In the listing below, locate the lines that hold the string "НАКЛЕЙКИ". Copy those lines.

# # # # # # #

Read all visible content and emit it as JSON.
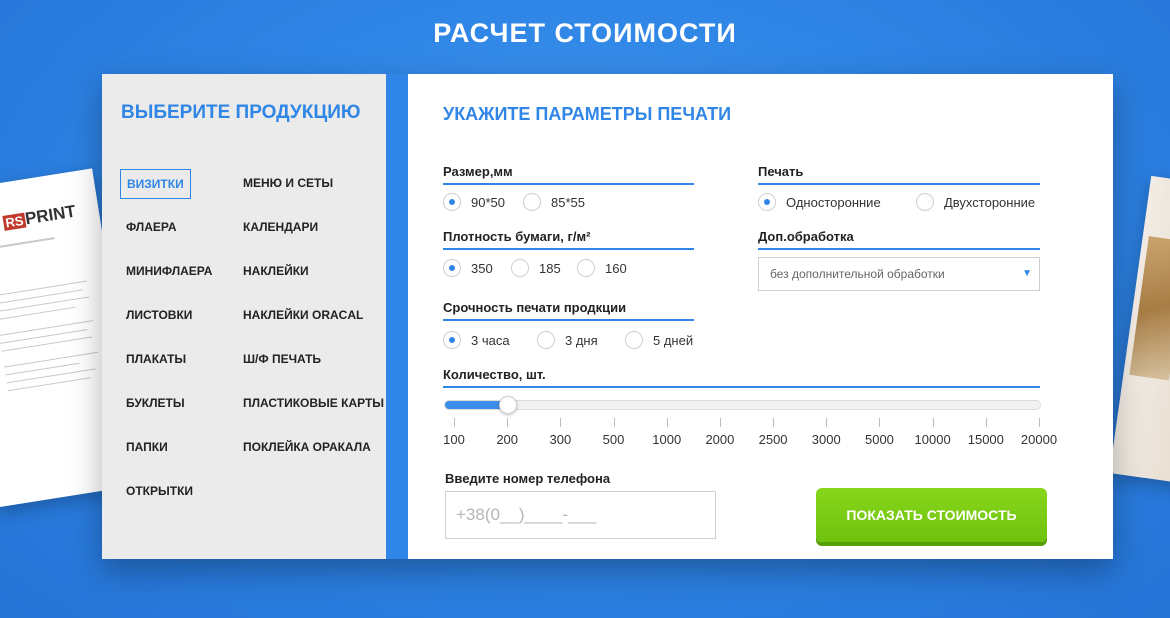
{
  "page": {
    "title": "РАСЧЕТ СТОИМОСТИ"
  },
  "decor": {
    "logo_text": "PRINT",
    "logo_mark": "RS"
  },
  "sidebar": {
    "title": "ВЫБЕРИТЕ ПРОДУКЦИЮ",
    "products": [
      {
        "label": "ВИЗИТКИ",
        "active": true
      },
      {
        "label": "МЕНЮ И СЕТЫ",
        "active": false
      },
      {
        "label": "ФЛАЕРА",
        "active": false
      },
      {
        "label": "КАЛЕНДАРИ",
        "active": false
      },
      {
        "label": "МИНИФЛАЕРА",
        "active": false
      },
      {
        "label": "НАКЛЕЙКИ",
        "active": false
      },
      {
        "label": "ЛИСТОВКИ",
        "active": false
      },
      {
        "label": "НАКЛЕЙКИ ORACAL",
        "active": false
      },
      {
        "label": "ПЛАКАТЫ",
        "active": false
      },
      {
        "label": "Ш/Ф ПЕЧАТЬ",
        "active": false
      },
      {
        "label": "БУКЛЕТЫ",
        "active": false
      },
      {
        "label": "ПЛАСТИКОВЫЕ КАРТЫ",
        "active": false
      },
      {
        "label": "ПАПКИ",
        "active": false
      },
      {
        "label": "ПОКЛЕЙКА ОРАКАЛА",
        "active": false
      },
      {
        "label": "ОТКРЫТКИ",
        "active": false
      }
    ]
  },
  "main": {
    "title": "УКАЖИТЕ ПАРАМЕТРЫ ПЕЧАТИ",
    "size": {
      "label": "Размер,мм",
      "options": [
        {
          "label": "90*50",
          "checked": true
        },
        {
          "label": "85*55",
          "checked": false
        }
      ]
    },
    "print": {
      "label": "Печать",
      "options": [
        {
          "label": "Односторонние",
          "checked": true
        },
        {
          "label": "Двухсторонние",
          "checked": false
        }
      ]
    },
    "density": {
      "label": "Плотность бумаги, г/м²",
      "options": [
        {
          "label": "350",
          "checked": true
        },
        {
          "label": "185",
          "checked": false
        },
        {
          "label": "160",
          "checked": false
        }
      ]
    },
    "processing": {
      "label": "Доп.обработка",
      "selected": "без дополнительной обработки"
    },
    "urgency": {
      "label": "Срочность печати продкции",
      "options": [
        {
          "label": "3 часа",
          "checked": true
        },
        {
          "label": "3 дня",
          "checked": false
        },
        {
          "label": "5 дней",
          "checked": false
        }
      ]
    },
    "quantity": {
      "label": "Количество, шт.",
      "ticks": [
        "100",
        "200",
        "300",
        "500",
        "1000",
        "2000",
        "2500",
        "3000",
        "5000",
        "10000",
        "15000",
        "20000"
      ],
      "selected": "200"
    },
    "phone": {
      "label": "Введите номер телефона",
      "placeholder": "+38(0__)____-___"
    },
    "submit_label": "ПОКАЗАТЬ СТОИМОСТЬ"
  },
  "colors": {
    "accent": "#2f86e6",
    "button": "#77cc12"
  }
}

# # # # # # #

Response to this exercise:
        "label": "НАКЛЕЙКИ",
        "label": "НАКЛЕЙКИ ORACAL",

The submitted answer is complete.